#### [What is being asked]
Working from the line that contains "Give me a plain-text" to the final line, transcribe each line exactly. No pictures belong in the copy.

#### [Excerpted data]
+ + + +
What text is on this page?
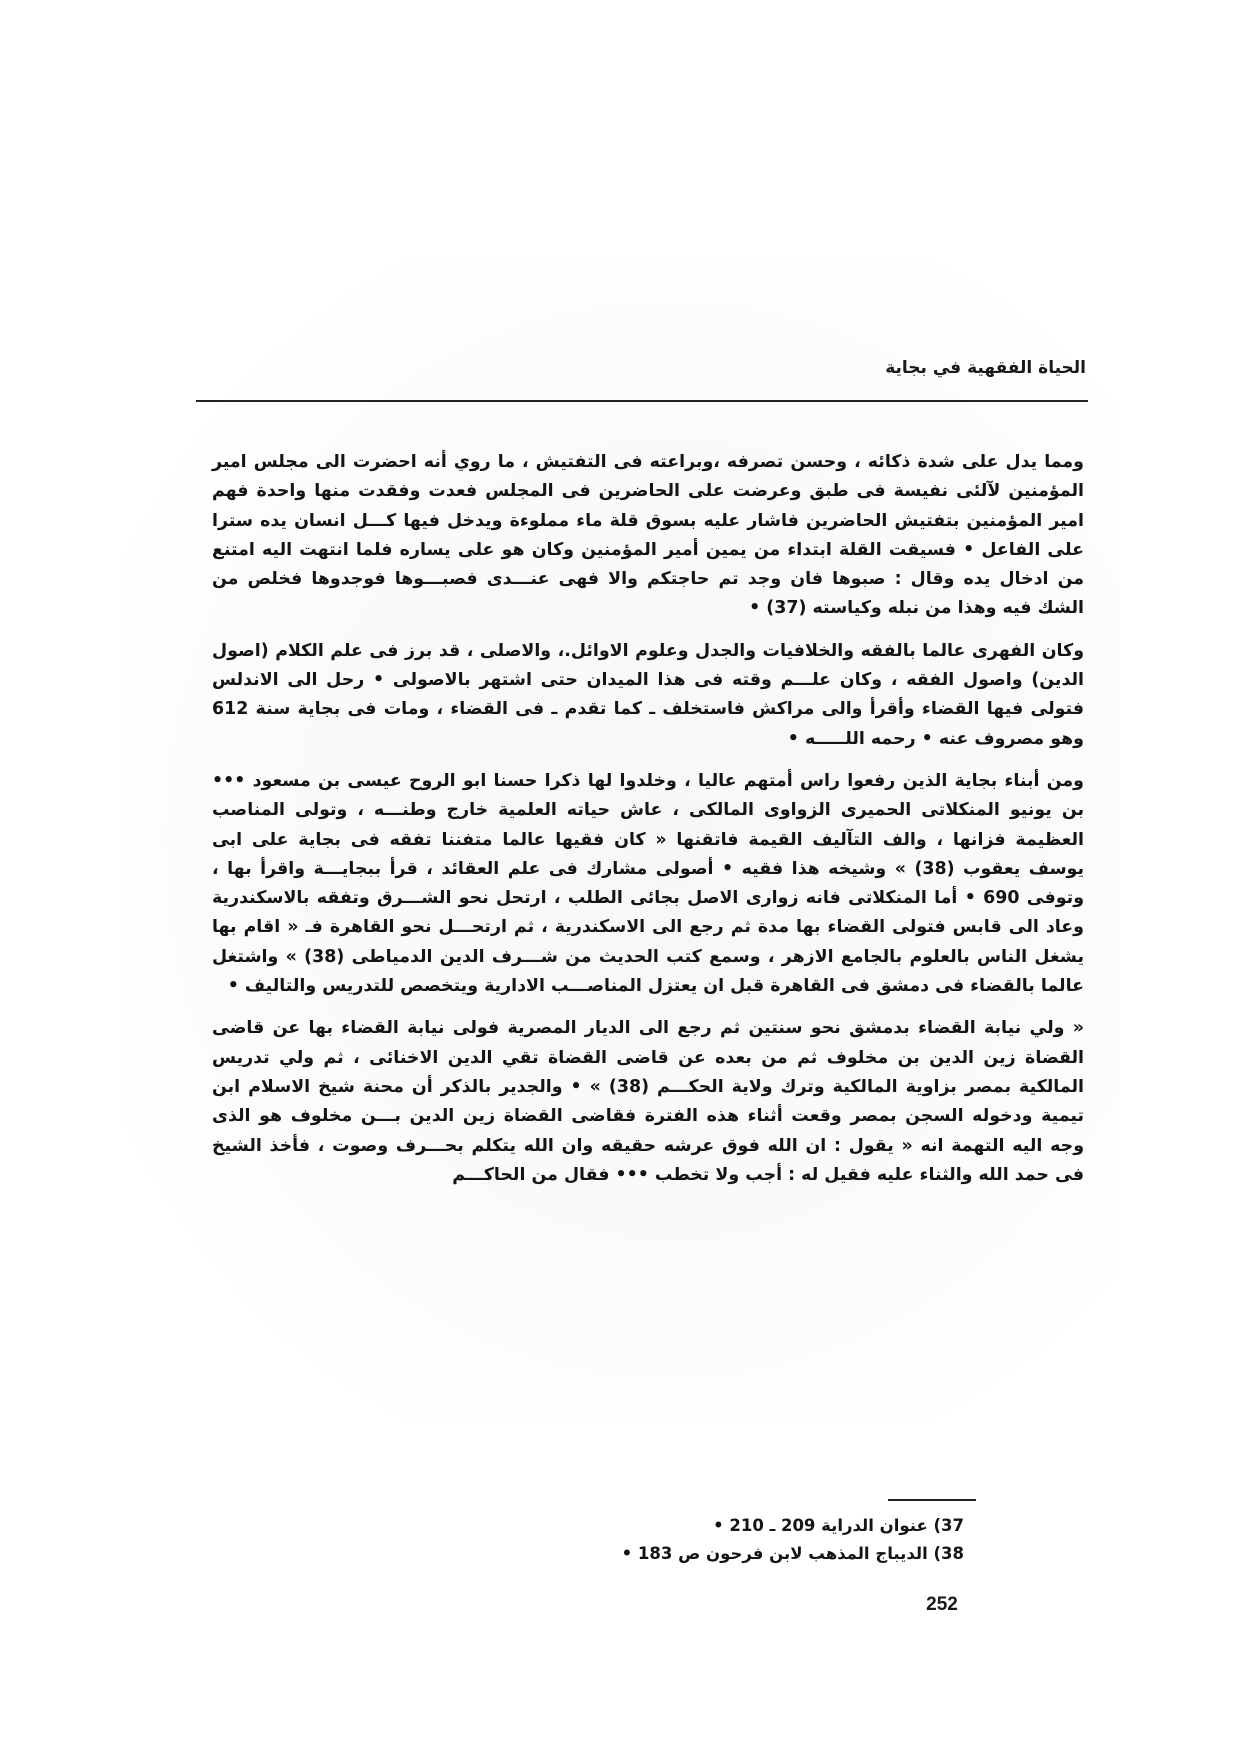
الحياة الفقهية في بجاية

ومما يدل على شدة ذكائه ، وحسن تصرفه ،وبراعته فى التفتيش ، ما روي أنه احضرت الى مجلس امير المؤمنين لآلئى نفيسة فى طبق وعرضت على الحاضرين فى المجلس فعدت وفقدت منها واحدة فهم امير المؤمنين بتفتيش الحاضرين فاشار عليه بسوق قلة ماء مملوءة ويدخل فيها كـــل انسان يده سترا على الفاعل • فسيقت القلة ابتداء من يمين أمير المؤمنين وكان هو على يساره فلما انتهت اليه امتنع من ادخال يده وقال : صبوها فان وجد تم حاجتكم والا فهى عنـــدى فصبـــوها فوجدوها فخلص من الشك فيه وهذا من نبله وكياسته (37) •

وكان الفهرى عالما بالفقه والخلافيات والجدل وعلوم الاوائل.، والاصلى ، قد برز فى علم الكلام (اصول الدين) واصول الفقه ، وكان علـــم وقته فى هذا الميدان حتى اشتهر بالاصولى • رحل الى الاندلس فتولى فيها القضاء وأقرأ والى مراكش فاستخلف ـ كما تقدم ـ فى القضاء ، ومات فى بجاية سنة 612 وهو مصروف عنه • رحمه اللـــــه •

ومن أبناء بجاية الذين رفعوا راس أمتهم عاليا ، وخلدوا لها ذكرا حسنا ابو الروح عيسى بن مسعود ••• بن يونيو المنكلاتى الحميرى الزواوى المالكى ، عاش حياته العلمية خارج وطنـــه ، وتولى المناصب العظيمة فزانها ، والف التآليف القيمة فاتقنها « كان فقيها عالما متفننا تفقه فى بجاية على ابى يوسف يعقوب (38) » وشيخه هذا فقيه • أصولى مشارك فى علم العقائد ، قرأ ببجايـــة واقرأ بها ، وتوفى 690 • أما المنكلاتى فانه زوارى الاصل بجائى الطلب ، ارتحل نحو الشـــرق وتفقه بالاسكندرية وعاد الى قابس فتولى القضاء بها مدة ثم رجع الى الاسكندرية ، ثم ارتحـــل نحو القاهرة فـ « اقام بها يشغل الناس بالعلوم بالجامع الازهر ، وسمع كتب الحديث من شـــرف الدين الدمياطى (38) » واشتغل عالما بالقضاء فى دمشق فى القاهرة قبل ان يعتزل المناصـــب الادارية ويتخصص للتدريس والتاليف •

« ولي نيابة القضاء بدمشق نحو سنتين ثم رجع الى الديار المصرية فولى نيابة القضاء بها عن قاضى القضاة زين الدين بن مخلوف ثم من بعده عن قاضى القضاة تقي الدين الاخنائى ، ثم ولي تدريس المالكية بمصر بزاوية المالكية وترك ولاية الحكـــم (38) » • والجدير بالذكر أن محنة شيخ الاسلام ابن تيمية ودخوله السجن بمصر وقعت أثناء هذه الفترة فقاضى القضاة زين الدين بـــن مخلوف هو الذى وجه اليه التهمة انه « يقول : ان الله فوق عرشه حقيقه وان الله يتكلم بحـــرف وصوت ، فأخذ الشيخ فى حمد الله والثناء عليه فقيل له : أجب ولا تخطب ••• فقال من الحاكـــم

37) عنوان الدراية 209 ـ 210 •
38) الديباج المذهب لابن فرحون ص 183 •
252
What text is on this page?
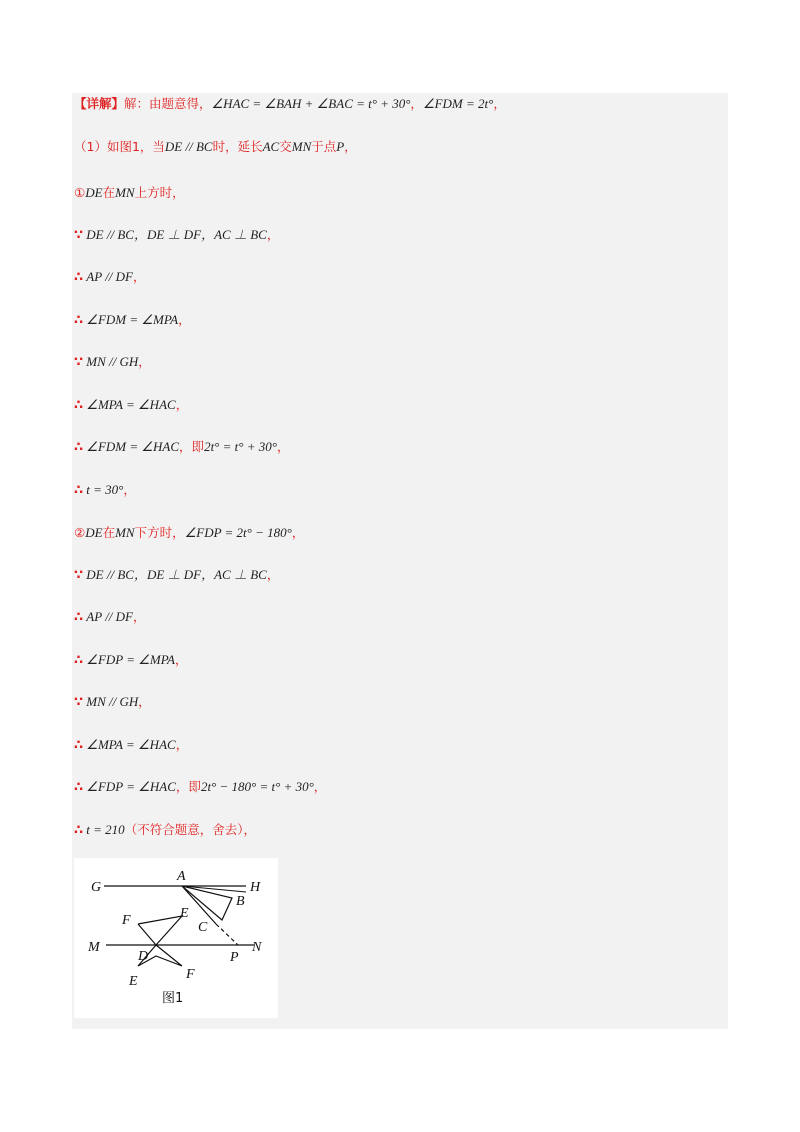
【详解】解：由题意得，∠HAC = ∠BAH + ∠BAC = t° + 30°，∠FDM = 2t°，
（1）如图1，当DE // BC时，延长AC交MN于点P，
①DE在MN上方时，
∵ DE // BC，DE ⊥ DF，AC ⊥ BC，
∴ AP // DF，
∴ ∠FDM = ∠MPA，
∵ MN // GH，
∴ ∠MPA = ∠HAC，
∴ ∠FDM = ∠HAC，即2t° = t° + 30°，
∴ t = 30°，
②DE在MN下方时，∠FDP = 2t° − 180°，
∵ DE // BC，DE ⊥ DF，AC ⊥ BC，
∴ AP // DF，
∴ ∠FDP = ∠MPA，
∵ MN // GH，
∴ ∠MPA = ∠HAC，
∴ ∠FDP = ∠HAC，即2t° − 180° = t° + 30°，
∴ t = 210（不符合题意，舍去），
G
A
H
B
F	E
C
M	N
D	P
E	F
图1
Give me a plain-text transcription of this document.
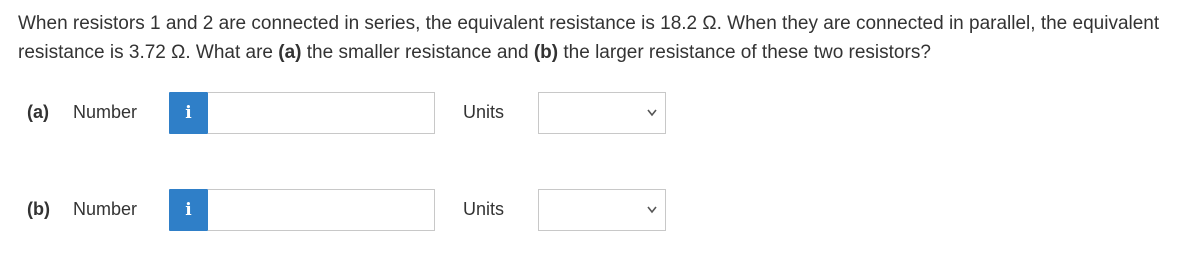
When resistors 1 and 2 are connected in series, the equivalent resistance is 18.2 Ω. When they are connected in parallel, the equivalent resistance is 3.72 Ω. What are (a) the smaller resistance and (b) the larger resistance of these two resistors?
(a) Number	i	Units
(b) Number	i	Units
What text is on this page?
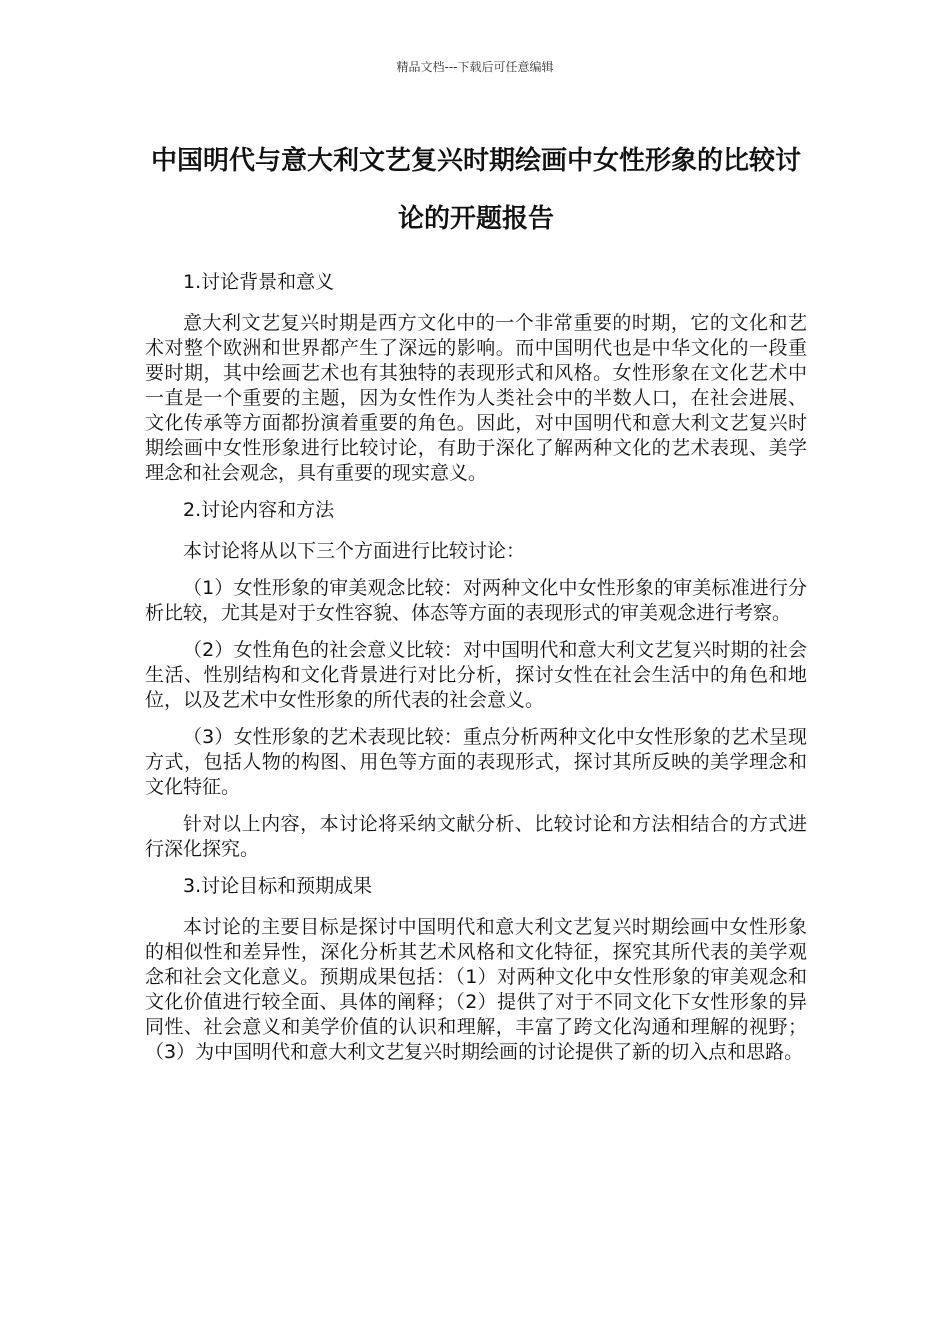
精品文档---下载后可任意编辑
中国明代与意大利文艺复兴时期绘画中女性形象的比较讨论的开题报告

1.讨论背景和意义

意大利文艺复兴时期是西方文化中的一个非常重要的时期，它的文化和艺术对整个欧洲和世界都产生了深远的影响。而中国明代也是中华文化的一段重要时期，其中绘画艺术也有其独特的表现形式和风格。女性形象在文化艺术中一直是一个重要的主题，因为女性作为人类社会中的半数人口，在社会进展、文化传承等方面都扮演着重要的角色。因此，对中国明代和意大利文艺复兴时期绘画中女性形象进行比较讨论，有助于深化了解两种文化的艺术表现、美学理念和社会观念，具有重要的现实意义。

2.讨论内容和方法

本讨论将从以下三个方面进行比较讨论：

（1）女性形象的审美观念比较：对两种文化中女性形象的审美标准进行分析比较，尤其是对于女性容貌、体态等方面的表现形式的审美观念进行考察。

（2）女性角色的社会意义比较：对中国明代和意大利文艺复兴时期的社会生活、性别结构和文化背景进行对比分析，探讨女性在社会生活中的角色和地位，以及艺术中女性形象的所代表的社会意义。

（3）女性形象的艺术表现比较：重点分析两种文化中女性形象的艺术呈现方式，包括人物的构图、用色等方面的表现形式，探讨其所反映的美学理念和文化特征。

针对以上内容，本讨论将采纳文献分析、比较讨论和方法相结合的方式进行深化探究。

3.讨论目标和预期成果

本讨论的主要目标是探讨中国明代和意大利文艺复兴时期绘画中女性形象的相似性和差异性，深化分析其艺术风格和文化特征，探究其所代表的美学观念和社会文化意义。预期成果包括：（1）对两种文化中女性形象的审美观念和文化价值进行较全面、具体的阐释；（2）提供了对于不同文化下女性形象的异同性、社会意义和美学价值的认识和理解，丰富了跨文化沟通和理解的视野；（3）为中国明代和意大利文艺复兴时期绘画的讨论提供了新的切入点和思路。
+ + + +
#### [Exercise solution]
Give me a plain-text transcription of this document.
When resistors 1 and 2 are connected in series, the equivalent resistance is 18.2 Ω. When they are connected in parallel, the equivalent resistance is 3.72 Ω. What are (a) the smaller resistance and (b) the larger resistance of these two resistors?
(a) Number	i	Units
(b) Number	i	Units
What text is on this page?
精品文档---下载后可任意编辑
中国明代与意大利文艺复兴时期绘画中女性形象的比较讨论的开题报告

1.讨论背景和意义

意大利文艺复兴时期是西方文化中的一个非常重要的时期，它的文化和艺术对整个欧洲和世界都产生了深远的影响。而中国明代也是中华文化的一段重要时期，其中绘画艺术也有其独特的表现形式和风格。女性形象在文化艺术中一直是一个重要的主题，因为女性作为人类社会中的半数人口，在社会进展、文化传承等方面都扮演着重要的角色。因此，对中国明代和意大利文艺复兴时期绘画中女性形象进行比较讨论，有助于深化了解两种文化的艺术表现、美学理念和社会观念，具有重要的现实意义。

2.讨论内容和方法

本讨论将从以下三个方面进行比较讨论：

（1）女性形象的审美观念比较：对两种文化中女性形象的审美标准进行分析比较，尤其是对于女性容貌、体态等方面的表现形式的审美观念进行考察。

（2）女性角色的社会意义比较：对中国明代和意大利文艺复兴时期的社会生活、性别结构和文化背景进行对比分析，探讨女性在社会生活中的角色和地位，以及艺术中女性形象的所代表的社会意义。

（3）女性形象的艺术表现比较：重点分析两种文化中女性形象的艺术呈现方式，包括人物的构图、用色等方面的表现形式，探讨其所反映的美学理念和文化特征。

针对以上内容，本讨论将采纳文献分析、比较讨论和方法相结合的方式进行深化探究。

3.讨论目标和预期成果

本讨论的主要目标是探讨中国明代和意大利文艺复兴时期绘画中女性形象的相似性和差异性，深化分析其艺术风格和文化特征，探究其所代表的美学观念和社会文化意义。预期成果包括：（1）对两种文化中女性形象的审美观念和文化价值进行较全面、具体的阐释；（2）提供了对于不同文化下女性形象的异同性、社会意义和美学价值的认识和理解，丰富了跨文化沟通和理解的视野；（3）为中国明代和意大利文艺复兴时期绘画的讨论提供了新的切入点和思路。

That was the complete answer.